Exercise requirements
Will you transcribe the entries that follow, exactly and in full?

Dataset excerpts
------

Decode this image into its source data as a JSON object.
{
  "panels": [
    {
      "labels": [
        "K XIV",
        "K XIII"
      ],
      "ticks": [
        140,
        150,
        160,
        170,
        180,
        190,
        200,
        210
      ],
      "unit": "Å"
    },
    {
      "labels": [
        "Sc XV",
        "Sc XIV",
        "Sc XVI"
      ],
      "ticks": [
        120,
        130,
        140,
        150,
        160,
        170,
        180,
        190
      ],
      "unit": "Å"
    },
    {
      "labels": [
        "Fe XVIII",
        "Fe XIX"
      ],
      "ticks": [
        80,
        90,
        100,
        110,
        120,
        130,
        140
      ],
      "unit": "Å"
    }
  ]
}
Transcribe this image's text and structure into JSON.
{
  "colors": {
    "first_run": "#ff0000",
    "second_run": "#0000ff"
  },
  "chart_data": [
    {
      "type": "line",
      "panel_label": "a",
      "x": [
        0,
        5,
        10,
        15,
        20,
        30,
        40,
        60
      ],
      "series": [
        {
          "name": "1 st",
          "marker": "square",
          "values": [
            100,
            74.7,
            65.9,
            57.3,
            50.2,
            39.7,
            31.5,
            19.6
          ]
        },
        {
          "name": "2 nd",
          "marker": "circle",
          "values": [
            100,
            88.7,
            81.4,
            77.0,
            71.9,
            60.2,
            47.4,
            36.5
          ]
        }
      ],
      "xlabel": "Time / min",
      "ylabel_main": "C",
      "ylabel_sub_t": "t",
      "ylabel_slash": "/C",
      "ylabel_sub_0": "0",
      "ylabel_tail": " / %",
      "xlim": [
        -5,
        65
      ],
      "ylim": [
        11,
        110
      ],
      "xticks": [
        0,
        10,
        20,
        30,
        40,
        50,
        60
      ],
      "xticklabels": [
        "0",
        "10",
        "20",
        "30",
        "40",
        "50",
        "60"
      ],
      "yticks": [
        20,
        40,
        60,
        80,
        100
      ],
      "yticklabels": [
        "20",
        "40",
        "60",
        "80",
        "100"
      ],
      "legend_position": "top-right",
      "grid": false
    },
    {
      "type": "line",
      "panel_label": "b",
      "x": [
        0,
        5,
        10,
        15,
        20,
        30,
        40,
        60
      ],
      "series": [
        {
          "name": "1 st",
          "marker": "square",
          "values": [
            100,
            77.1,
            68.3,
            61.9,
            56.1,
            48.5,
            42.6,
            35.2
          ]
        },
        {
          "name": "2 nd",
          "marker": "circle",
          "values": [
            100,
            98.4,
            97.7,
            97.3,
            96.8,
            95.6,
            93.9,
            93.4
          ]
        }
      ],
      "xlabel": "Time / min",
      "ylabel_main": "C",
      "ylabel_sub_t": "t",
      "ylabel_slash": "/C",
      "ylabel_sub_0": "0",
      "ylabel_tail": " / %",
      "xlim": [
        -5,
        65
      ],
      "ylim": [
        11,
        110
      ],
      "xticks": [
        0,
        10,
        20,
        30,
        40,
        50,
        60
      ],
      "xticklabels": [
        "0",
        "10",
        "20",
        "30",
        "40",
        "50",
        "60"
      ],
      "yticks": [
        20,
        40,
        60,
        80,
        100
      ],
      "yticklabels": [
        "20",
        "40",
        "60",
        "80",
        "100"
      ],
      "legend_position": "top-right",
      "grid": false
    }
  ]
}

------

Reply
Decode this image into its source data as a JSON object.
{
  "panels": [
    {
      "labels": [
        "K XIV",
        "K XIII"
      ],
      "ticks": [
        140,
        150,
        160,
        170,
        180,
        190,
        200,
        210
      ],
      "unit": "Å"
    },
    {
      "labels": [
        "Sc XV",
        "Sc XIV",
        "Sc XVI"
      ],
      "ticks": [
        120,
        130,
        140,
        150,
        160,
        170,
        180,
        190
      ],
      "unit": "Å"
    },
    {
      "labels": [
        "Fe XVIII",
        "Fe XIX"
      ],
      "ticks": [
        80,
        90,
        100,
        110,
        120,
        130,
        140
      ],
      "unit": "Å"
    }
  ]
}
Transcribe this image's text and structure into JSON.
{
  "colors": {
    "first_run": "#ff0000",
    "second_run": "#0000ff"
  },
  "chart_data": [
    {
      "type": "line",
      "panel_label": "a",
      "x": [
        0,
        5,
        10,
        15,
        20,
        30,
        40,
        60
      ],
      "series": [
        {
          "name": "1 st",
          "marker": "square",
          "values": [
            100,
            74.7,
            65.9,
            57.3,
            50.2,
            39.7,
            31.5,
            19.6
          ]
        },
        {
          "name": "2 nd",
          "marker": "circle",
          "values": [
            100,
            88.7,
            81.4,
            77.0,
            71.9,
            60.2,
            47.4,
            36.5
          ]
        }
      ],
      "xlabel": "Time / min",
      "ylabel_main": "C",
      "ylabel_sub_t": "t",
      "ylabel_slash": "/C",
      "ylabel_sub_0": "0",
      "ylabel_tail": " / %",
      "xlim": [
        -5,
        65
      ],
      "ylim": [
        11,
        110
      ],
      "xticks": [
        0,
        10,
        20,
        30,
        40,
        50,
        60
      ],
      "xticklabels": [
        "0",
        "10",
        "20",
        "30",
        "40",
        "50",
        "60"
      ],
      "yticks": [
        20,
        40,
        60,
        80,
        100
      ],
      "yticklabels": [
        "20",
        "40",
        "60",
        "80",
        "100"
      ],
      "legend_position": "top-right",
      "grid": false
    },
    {
      "type": "line",
      "panel_label": "b",
      "x": [
        0,
        5,
        10,
        15,
        20,
        30,
        40,
        60
      ],
      "series": [
        {
          "name": "1 st",
          "marker": "square",
          "values": [
            100,
            77.1,
            68.3,
            61.9,
            56.1,
            48.5,
            42.6,
            35.2
          ]
        },
        {
          "name": "2 nd",
          "marker": "circle",
          "values": [
            100,
            98.4,
            97.7,
            97.3,
            96.8,
            95.6,
            93.9,
            93.4
          ]
        }
      ],
      "xlabel": "Time / min",
      "ylabel_main": "C",
      "ylabel_sub_t": "t",
      "ylabel_slash": "/C",
      "ylabel_sub_0": "0",
      "ylabel_tail": " / %",
      "xlim": [
        -5,
        65
      ],
      "ylim": [
        11,
        110
      ],
      "xticks": [
        0,
        10,
        20,
        30,
        40,
        50,
        60
      ],
      "xticklabels": [
        "0",
        "10",
        "20",
        "30",
        "40",
        "50",
        "60"
      ],
      "yticks": [
        20,
        40,
        60,
        80,
        100
      ],
      "yticklabels": [
        "20",
        "40",
        "60",
        "80",
        "100"
      ],
      "legend_position": "top-right",
      "grid": false
    }
  ]
}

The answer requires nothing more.